Records excerpted from a collection
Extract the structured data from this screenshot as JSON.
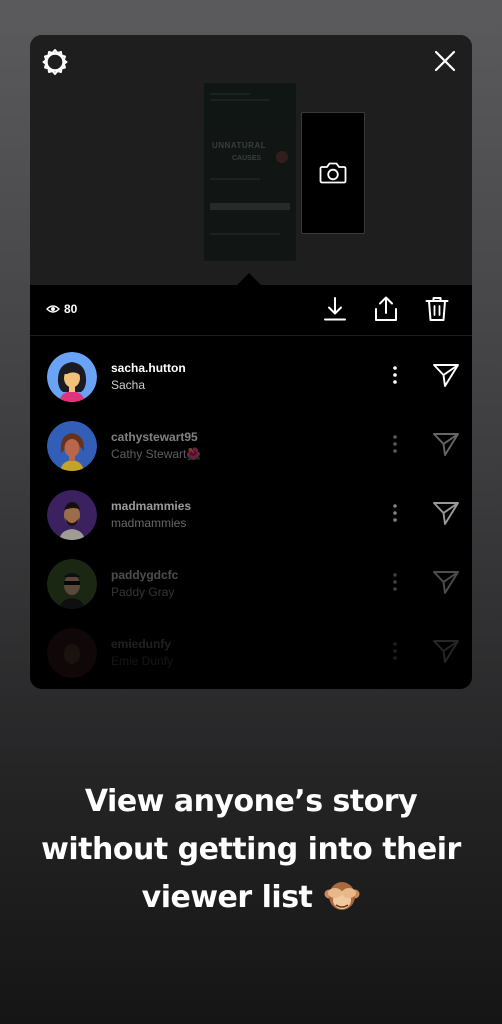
{
  "story": {
    "preview_text_1": "UNNATURAL",
    "preview_text_2": "CAUSES"
  },
  "toolbar": {
    "view_count": "80",
    "icons": [
      "eye-icon",
      "download-icon",
      "share-icon",
      "trash-icon"
    ]
  },
  "viewers": [
    {
      "username": "sacha.hutton",
      "name": "Sacha",
      "opacity": 1.0
    },
    {
      "username": "cathystewart95",
      "name": "Cathy Stewart🌺",
      "opacity": 0.5
    },
    {
      "username": "madmammies",
      "name": "madmammies",
      "opacity": 0.6
    },
    {
      "username": "paddygdcfc",
      "name": "Paddy Gray",
      "opacity": 0.3
    },
    {
      "username": "emiedunfy",
      "name": "Emie Dunfy",
      "opacity": 0.12
    }
  ],
  "headline": {
    "line1": "View anyone’s story",
    "line2": "without getting into their",
    "line3": "viewer list"
  },
  "colors": {
    "card_bg": "#000000",
    "top_bg": "#1e1e1f",
    "text": "#ffffff"
  }
}
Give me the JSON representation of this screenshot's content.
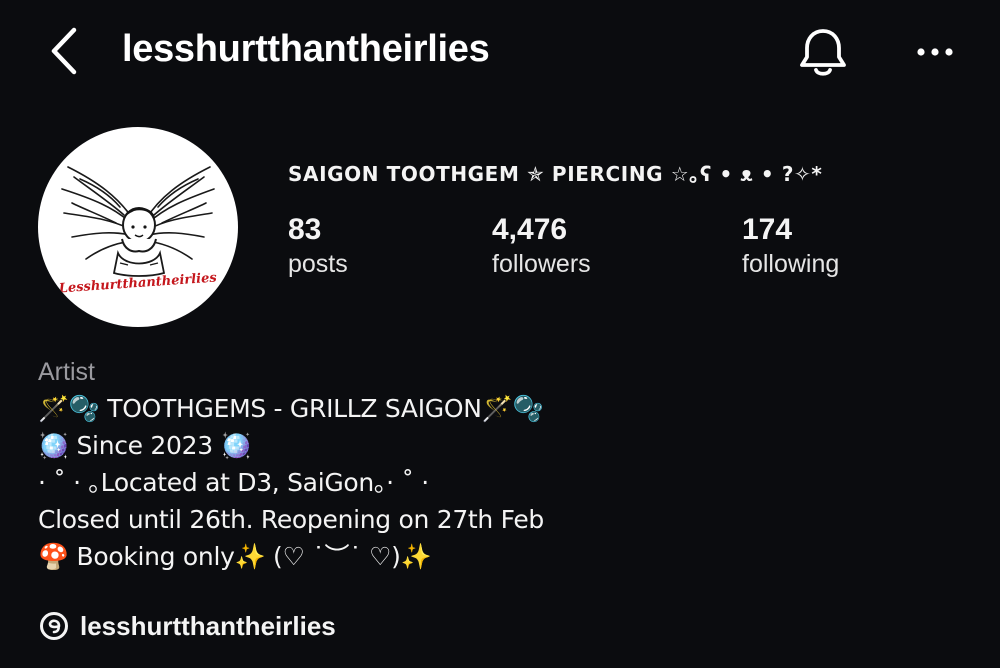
{
  "header": {
    "username": "lesshurtthantheirlies",
    "back_icon": "chevron-left-icon",
    "bell_icon": "bell-icon",
    "more_icon": "more-horizontal-icon"
  },
  "profile": {
    "avatar_logo_text": "Lesshurtthantheirlies",
    "category_name": "SAIGON TOOTHGEM ✯ PIERCING ☆｡ʕ • ᴥ • ?✧*",
    "stats": {
      "posts": {
        "value": "83",
        "label": "posts"
      },
      "followers": {
        "value": "4,476",
        "label": "followers"
      },
      "following": {
        "value": "174",
        "label": "following"
      }
    }
  },
  "bio": {
    "category": "Artist",
    "lines": [
      "🪄🫧 TOOTHGEMS - GRILLZ SAIGON🪄🫧",
      "🪩 Since 2023 🪩",
      "· ˚ · ｡Located at D3, SaiGon｡· ˚ ·",
      "Closed until 26th. Reopening on 27th Feb",
      "🍄 Booking only✨ (♡ ˙︶˙ ♡)✨"
    ]
  },
  "threads": {
    "icon": "threads-icon",
    "handle": "lesshurtthantheirlies"
  },
  "colors": {
    "background": "#0b0c0f",
    "text": "#f4f4f4",
    "muted": "#9a9a9f",
    "logo_red": "#c4161c"
  }
}
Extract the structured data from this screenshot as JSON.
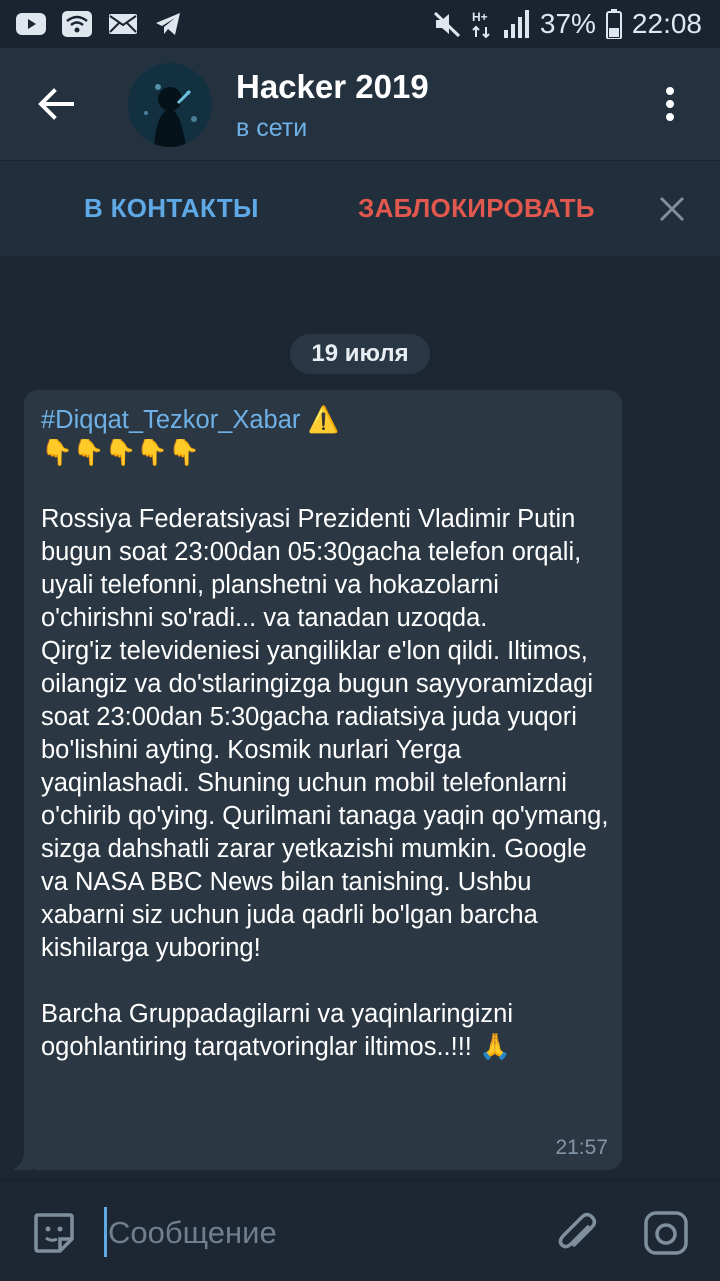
{
  "status_bar": {
    "left_icons": [
      "youtube-icon",
      "wifi-icon",
      "mail-icon",
      "telegram-icon"
    ],
    "right_icons": [
      "mute-icon",
      "signal-h-plus-icon",
      "signal-bars-icon",
      "battery-icon"
    ],
    "battery": "37%",
    "time": "22:08"
  },
  "header": {
    "title": "Hacker 2019",
    "subtitle": "в сети"
  },
  "action_bar": {
    "add_contact_label": "В КОНТАКТЫ",
    "block_label": "ЗАБЛОКИРОВАТЬ"
  },
  "chat": {
    "date": "19 июля",
    "message": {
      "hashtag": "#Diqqat_Tezkor_Xabar",
      "warning_emoji": "⚠️",
      "pointing_emojis": "👇👇👇👇👇",
      "body": "Rossiya Federatsiyasi Prezidenti Vladimir Putin bugun soat 23:00dan 05:30gacha telefon orqali, uyali telefonni, planshetni va hokazolarni o'chirishni so'radi... va tanadan uzoqda.\nQirg'iz televideniesi yangiliklar e'lon qildi. Iltimos, oilangiz va do'stlaringizga bugun sayyoramizdagi soat 23:00dan 5:30gacha radiatsiya juda yuqori bo'lishini ayting. Kosmik nurlari Yerga yaqinlashadi. Shuning uchun mobil telefonlarni o'chirib qo'ying. Qurilmani tanaga yaqin qo'ymang, sizga dahshatli zarar yetkazishi mumkin. Google va NASA BBC News bilan tanishing. Ushbu xabarni siz uchun juda qadrli bo'lgan barcha kishilarga yuboring!\n\nBarcha Gruppadagilarni va yaqinlaringizni ogohlantiring tarqatvoringlar iltimos..!!! 🙏",
      "time": "21:57"
    }
  },
  "input_bar": {
    "placeholder": "Сообщение",
    "value": ""
  },
  "colors": {
    "background": "#1d2733",
    "header": "#243240",
    "bubble": "#2b3844",
    "accent": "#5ea9e6",
    "danger": "#e2584e"
  }
}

● REQUEST:
Transcribe every entry word for word, but skip the pictures.

● RESPONSE:
Extract the structured data from this screenshot as JSON.
{
  "story": {
    "preview_text_1": "UNNATURAL",
    "preview_text_2": "CAUSES"
  },
  "toolbar": {
    "view_count": "80",
    "icons": [
      "eye-icon",
      "download-icon",
      "share-icon",
      "trash-icon"
    ]
  },
  "viewers": [
    {
      "username": "sacha.hutton",
      "name": "Sacha",
      "opacity": 1.0
    },
    {
      "username": "cathystewart95",
      "name": "Cathy Stewart🌺",
      "opacity": 0.5
    },
    {
      "username": "madmammies",
      "name": "madmammies",
      "opacity": 0.6
    },
    {
      "username": "paddygdcfc",
      "name": "Paddy Gray",
      "opacity": 0.3
    },
    {
      "username": "emiedunfy",
      "name": "Emie Dunfy",
      "opacity": 0.12
    }
  ],
  "headline": {
    "line1": "View anyone’s story",
    "line2": "without getting into their",
    "line3": "viewer list"
  },
  "colors": {
    "card_bg": "#000000",
    "top_bg": "#1e1e1f",
    "text": "#ffffff"
  }
}
Give me the JSON representation of this screenshot's content.
{
  "header": {
    "username": "lesshurtthantheirlies",
    "back_icon": "chevron-left-icon",
    "bell_icon": "bell-icon",
    "more_icon": "more-horizontal-icon"
  },
  "profile": {
    "avatar_logo_text": "Lesshurtthantheirlies",
    "category_name": "SAIGON TOOTHGEM ✯ PIERCING ☆｡ʕ • ᴥ • ?✧*",
    "stats": {
      "posts": {
        "value": "83",
        "label": "posts"
      },
      "followers": {
        "value": "4,476",
        "label": "followers"
      },
      "following": {
        "value": "174",
        "label": "following"
      }
    }
  },
  "bio": {
    "category": "Artist",
    "lines": [
      "🪄🫧 TOOTHGEMS - GRILLZ SAIGON🪄🫧",
      "🪩 Since 2023 🪩",
      "· ˚ · ｡Located at D3, SaiGon｡· ˚ ·",
      "Closed until 26th. Reopening on 27th Feb",
      "🍄 Booking only✨ (♡ ˙︶˙ ♡)✨"
    ]
  },
  "threads": {
    "icon": "threads-icon",
    "handle": "lesshurtthantheirlies"
  },
  "colors": {
    "background": "#0b0c0f",
    "text": "#f4f4f4",
    "muted": "#9a9a9f",
    "logo_red": "#c4161c"
  }
}
Extract the structured data from this screenshot as JSON.
{
  "status_bar": {
    "left_icons": [
      "youtube-icon",
      "wifi-icon",
      "mail-icon",
      "telegram-icon"
    ],
    "right_icons": [
      "mute-icon",
      "signal-h-plus-icon",
      "signal-bars-icon",
      "battery-icon"
    ],
    "battery": "37%",
    "time": "22:08"
  },
  "header": {
    "title": "Hacker 2019",
    "subtitle": "в сети"
  },
  "action_bar": {
    "add_contact_label": "В КОНТАКТЫ",
    "block_label": "ЗАБЛОКИРОВАТЬ"
  },
  "chat": {
    "date": "19 июля",
    "message": {
      "hashtag": "#Diqqat_Tezkor_Xabar",
      "warning_emoji": "⚠️",
      "pointing_emojis": "👇👇👇👇👇",
      "body": "Rossiya Federatsiyasi Prezidenti Vladimir Putin bugun soat 23:00dan 05:30gacha telefon orqali, uyali telefonni, planshetni va hokazolarni o'chirishni so'radi... va tanadan uzoqda.\nQirg'iz televideniesi yangiliklar e'lon qildi. Iltimos, oilangiz va do'stlaringizga bugun sayyoramizdagi soat 23:00dan 5:30gacha radiatsiya juda yuqori bo'lishini ayting. Kosmik nurlari Yerga yaqinlashadi. Shuning uchun mobil telefonlarni o'chirib qo'ying. Qurilmani tanaga yaqin qo'ymang, sizga dahshatli zarar yetkazishi mumkin. Google va NASA BBC News bilan tanishing. Ushbu xabarni siz uchun juda qadrli bo'lgan barcha kishilarga yuboring!\n\nBarcha Gruppadagilarni va yaqinlaringizni ogohlantiring tarqatvoringlar iltimos..!!! 🙏",
      "time": "21:57"
    }
  },
  "input_bar": {
    "placeholder": "Сообщение",
    "value": ""
  },
  "colors": {
    "background": "#1d2733",
    "header": "#243240",
    "bubble": "#2b3844",
    "accent": "#5ea9e6",
    "danger": "#e2584e"
  }
}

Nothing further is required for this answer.